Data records
.....

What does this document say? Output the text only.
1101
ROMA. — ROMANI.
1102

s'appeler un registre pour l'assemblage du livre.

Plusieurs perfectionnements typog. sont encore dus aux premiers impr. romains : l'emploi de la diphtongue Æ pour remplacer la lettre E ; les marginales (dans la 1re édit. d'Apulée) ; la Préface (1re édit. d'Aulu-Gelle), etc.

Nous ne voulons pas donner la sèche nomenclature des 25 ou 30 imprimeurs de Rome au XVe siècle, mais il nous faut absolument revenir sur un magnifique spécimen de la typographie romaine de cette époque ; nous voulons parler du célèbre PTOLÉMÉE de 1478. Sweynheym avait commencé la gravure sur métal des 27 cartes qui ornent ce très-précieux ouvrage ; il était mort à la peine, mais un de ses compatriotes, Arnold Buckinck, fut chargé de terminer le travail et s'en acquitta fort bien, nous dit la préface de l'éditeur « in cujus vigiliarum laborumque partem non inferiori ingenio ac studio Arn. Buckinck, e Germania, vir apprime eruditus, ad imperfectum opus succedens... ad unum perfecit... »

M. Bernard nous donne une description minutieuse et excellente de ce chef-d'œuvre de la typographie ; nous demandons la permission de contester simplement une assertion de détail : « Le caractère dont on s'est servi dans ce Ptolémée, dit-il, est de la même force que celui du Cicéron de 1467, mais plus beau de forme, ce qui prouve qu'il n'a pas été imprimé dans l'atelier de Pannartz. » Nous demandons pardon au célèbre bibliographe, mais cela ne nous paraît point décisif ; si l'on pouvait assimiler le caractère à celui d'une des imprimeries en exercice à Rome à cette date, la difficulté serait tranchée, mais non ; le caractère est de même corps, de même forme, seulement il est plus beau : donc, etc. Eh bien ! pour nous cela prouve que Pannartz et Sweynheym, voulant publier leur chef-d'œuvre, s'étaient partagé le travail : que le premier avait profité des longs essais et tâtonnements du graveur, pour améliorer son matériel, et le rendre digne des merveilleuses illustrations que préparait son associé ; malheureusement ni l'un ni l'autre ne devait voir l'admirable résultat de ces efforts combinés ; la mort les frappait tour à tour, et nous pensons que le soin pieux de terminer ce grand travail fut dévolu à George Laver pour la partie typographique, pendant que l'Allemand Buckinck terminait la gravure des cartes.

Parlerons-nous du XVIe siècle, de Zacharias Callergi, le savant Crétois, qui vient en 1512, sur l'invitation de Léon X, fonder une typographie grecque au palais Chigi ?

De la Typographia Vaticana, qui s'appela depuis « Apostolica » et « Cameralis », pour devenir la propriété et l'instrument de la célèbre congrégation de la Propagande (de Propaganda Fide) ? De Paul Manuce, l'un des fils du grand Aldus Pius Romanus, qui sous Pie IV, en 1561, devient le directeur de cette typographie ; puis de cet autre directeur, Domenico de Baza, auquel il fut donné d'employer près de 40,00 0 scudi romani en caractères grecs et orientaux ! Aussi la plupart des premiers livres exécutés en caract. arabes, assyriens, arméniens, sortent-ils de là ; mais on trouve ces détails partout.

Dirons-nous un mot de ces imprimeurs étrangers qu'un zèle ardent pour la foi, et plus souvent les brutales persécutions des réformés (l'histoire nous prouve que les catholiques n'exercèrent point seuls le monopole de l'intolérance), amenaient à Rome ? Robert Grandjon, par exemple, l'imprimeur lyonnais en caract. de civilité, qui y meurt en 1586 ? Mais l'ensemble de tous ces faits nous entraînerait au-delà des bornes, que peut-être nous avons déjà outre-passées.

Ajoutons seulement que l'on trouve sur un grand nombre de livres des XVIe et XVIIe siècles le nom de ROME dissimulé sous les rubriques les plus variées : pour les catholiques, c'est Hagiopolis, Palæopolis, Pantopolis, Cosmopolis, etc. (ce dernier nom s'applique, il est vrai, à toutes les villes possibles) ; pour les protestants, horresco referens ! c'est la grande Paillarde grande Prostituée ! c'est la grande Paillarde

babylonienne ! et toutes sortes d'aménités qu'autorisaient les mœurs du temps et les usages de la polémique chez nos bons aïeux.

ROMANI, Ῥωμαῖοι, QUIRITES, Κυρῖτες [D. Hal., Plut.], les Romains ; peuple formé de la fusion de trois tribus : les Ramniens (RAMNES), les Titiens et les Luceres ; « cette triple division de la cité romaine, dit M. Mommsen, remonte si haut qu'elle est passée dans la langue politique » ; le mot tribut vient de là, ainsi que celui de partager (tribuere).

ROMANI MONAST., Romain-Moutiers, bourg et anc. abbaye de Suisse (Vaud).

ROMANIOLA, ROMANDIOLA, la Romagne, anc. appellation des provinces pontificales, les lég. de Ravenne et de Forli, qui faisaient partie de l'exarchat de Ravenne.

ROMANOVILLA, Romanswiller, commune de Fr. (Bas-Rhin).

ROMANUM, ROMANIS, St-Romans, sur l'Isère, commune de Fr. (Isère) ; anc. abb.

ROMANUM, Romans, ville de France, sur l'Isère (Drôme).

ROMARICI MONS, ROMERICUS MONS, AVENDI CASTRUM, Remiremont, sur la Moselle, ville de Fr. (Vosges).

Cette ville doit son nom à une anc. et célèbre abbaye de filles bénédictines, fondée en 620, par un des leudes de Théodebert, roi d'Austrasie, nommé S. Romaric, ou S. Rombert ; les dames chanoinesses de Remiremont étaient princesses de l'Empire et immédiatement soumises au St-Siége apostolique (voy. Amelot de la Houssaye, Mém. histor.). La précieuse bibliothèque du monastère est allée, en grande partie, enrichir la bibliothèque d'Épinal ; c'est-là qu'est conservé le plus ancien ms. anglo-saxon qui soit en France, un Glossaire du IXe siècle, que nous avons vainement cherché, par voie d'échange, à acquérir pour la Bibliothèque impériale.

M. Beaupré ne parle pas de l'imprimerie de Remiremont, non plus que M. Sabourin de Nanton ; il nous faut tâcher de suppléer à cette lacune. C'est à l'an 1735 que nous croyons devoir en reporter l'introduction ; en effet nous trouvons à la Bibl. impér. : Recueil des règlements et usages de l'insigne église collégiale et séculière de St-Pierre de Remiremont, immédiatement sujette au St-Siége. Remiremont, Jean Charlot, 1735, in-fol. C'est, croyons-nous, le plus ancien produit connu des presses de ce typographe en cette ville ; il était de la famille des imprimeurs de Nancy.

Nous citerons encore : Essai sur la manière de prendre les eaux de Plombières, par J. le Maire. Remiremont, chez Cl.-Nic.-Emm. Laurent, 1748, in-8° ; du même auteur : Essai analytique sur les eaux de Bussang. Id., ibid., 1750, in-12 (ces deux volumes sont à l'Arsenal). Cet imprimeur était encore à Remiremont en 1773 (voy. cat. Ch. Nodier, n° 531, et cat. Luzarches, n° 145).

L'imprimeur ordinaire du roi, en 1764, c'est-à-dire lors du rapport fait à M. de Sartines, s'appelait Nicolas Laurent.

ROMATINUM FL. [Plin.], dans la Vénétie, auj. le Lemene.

.....

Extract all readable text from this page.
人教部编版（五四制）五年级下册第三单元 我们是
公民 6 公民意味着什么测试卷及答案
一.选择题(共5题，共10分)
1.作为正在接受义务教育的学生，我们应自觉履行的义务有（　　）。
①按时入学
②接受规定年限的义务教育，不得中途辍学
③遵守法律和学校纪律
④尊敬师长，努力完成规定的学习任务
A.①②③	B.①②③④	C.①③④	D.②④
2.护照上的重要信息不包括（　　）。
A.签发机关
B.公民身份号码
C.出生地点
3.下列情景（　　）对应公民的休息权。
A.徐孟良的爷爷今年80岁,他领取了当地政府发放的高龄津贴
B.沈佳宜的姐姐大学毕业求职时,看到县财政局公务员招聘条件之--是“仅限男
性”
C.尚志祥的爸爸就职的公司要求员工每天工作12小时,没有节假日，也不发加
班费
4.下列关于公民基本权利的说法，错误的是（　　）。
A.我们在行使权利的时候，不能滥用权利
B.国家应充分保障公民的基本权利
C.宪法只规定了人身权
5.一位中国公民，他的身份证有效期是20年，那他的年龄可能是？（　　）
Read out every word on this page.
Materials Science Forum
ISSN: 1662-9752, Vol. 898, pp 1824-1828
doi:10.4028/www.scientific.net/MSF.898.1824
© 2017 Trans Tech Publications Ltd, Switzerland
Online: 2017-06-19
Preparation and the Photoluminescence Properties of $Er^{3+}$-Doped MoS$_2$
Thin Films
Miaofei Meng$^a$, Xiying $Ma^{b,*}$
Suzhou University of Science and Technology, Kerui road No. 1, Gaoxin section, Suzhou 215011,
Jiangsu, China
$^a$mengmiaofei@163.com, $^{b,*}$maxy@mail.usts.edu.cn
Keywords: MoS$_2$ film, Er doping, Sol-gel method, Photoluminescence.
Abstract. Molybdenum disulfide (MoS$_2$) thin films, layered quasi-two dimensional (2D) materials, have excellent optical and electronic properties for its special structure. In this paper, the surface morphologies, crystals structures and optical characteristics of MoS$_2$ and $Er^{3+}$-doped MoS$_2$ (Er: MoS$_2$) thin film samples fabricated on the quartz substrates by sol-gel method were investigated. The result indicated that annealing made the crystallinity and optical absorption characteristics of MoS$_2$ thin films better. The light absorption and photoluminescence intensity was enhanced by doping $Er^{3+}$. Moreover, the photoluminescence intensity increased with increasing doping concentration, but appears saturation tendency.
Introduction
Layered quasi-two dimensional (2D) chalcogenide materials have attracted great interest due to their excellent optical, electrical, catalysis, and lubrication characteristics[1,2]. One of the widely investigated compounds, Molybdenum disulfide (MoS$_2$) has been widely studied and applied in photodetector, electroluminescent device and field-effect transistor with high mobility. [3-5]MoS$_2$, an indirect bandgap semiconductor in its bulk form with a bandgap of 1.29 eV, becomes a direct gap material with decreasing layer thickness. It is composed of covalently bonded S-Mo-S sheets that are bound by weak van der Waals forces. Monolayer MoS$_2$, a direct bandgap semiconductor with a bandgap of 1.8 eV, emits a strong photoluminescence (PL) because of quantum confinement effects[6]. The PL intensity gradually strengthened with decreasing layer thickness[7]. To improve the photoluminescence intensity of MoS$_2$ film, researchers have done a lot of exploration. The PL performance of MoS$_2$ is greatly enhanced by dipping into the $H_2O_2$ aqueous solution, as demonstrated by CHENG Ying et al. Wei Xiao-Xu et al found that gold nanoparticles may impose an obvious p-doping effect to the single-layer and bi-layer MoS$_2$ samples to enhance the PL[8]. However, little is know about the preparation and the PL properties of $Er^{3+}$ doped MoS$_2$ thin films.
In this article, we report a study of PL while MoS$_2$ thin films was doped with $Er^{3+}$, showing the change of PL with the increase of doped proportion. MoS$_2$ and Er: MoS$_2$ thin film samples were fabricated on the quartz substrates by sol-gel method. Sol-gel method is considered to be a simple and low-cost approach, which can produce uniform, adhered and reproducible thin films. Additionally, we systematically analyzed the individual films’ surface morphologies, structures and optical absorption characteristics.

.....

**The task:**
Copy out every line in the listing where the word "France" appears.

**Answer to the exercise:**
ROMANUM, Romans, ville de France, sur l'Isère (Drôme).
Cette ville doit son nom à une anc. et célèbre abbaye de filles bénédictines, fondée en 620, par un des leudes de Théodebert, roi d'Austrasie, nommé S. Romaric, ou S. Rombert ; les dames chanoinesses de Remiremont étaient princesses de l'Empire et immédiatement soumises au St-Siége apostolique (voy. Amelot de la Houssaye, Mém. histor.). La précieuse bibliothèque du monastère est allée, en grande partie, enrichir la bibliothèque d'Épinal ; c'est-là qu'est conservé le plus ancien ms. anglo-saxon qui soit en France, un Glossaire du IXe siècle, que nous avons vainement cherché, par voie d'échange, à acquérir pour la Bibliothèque impériale.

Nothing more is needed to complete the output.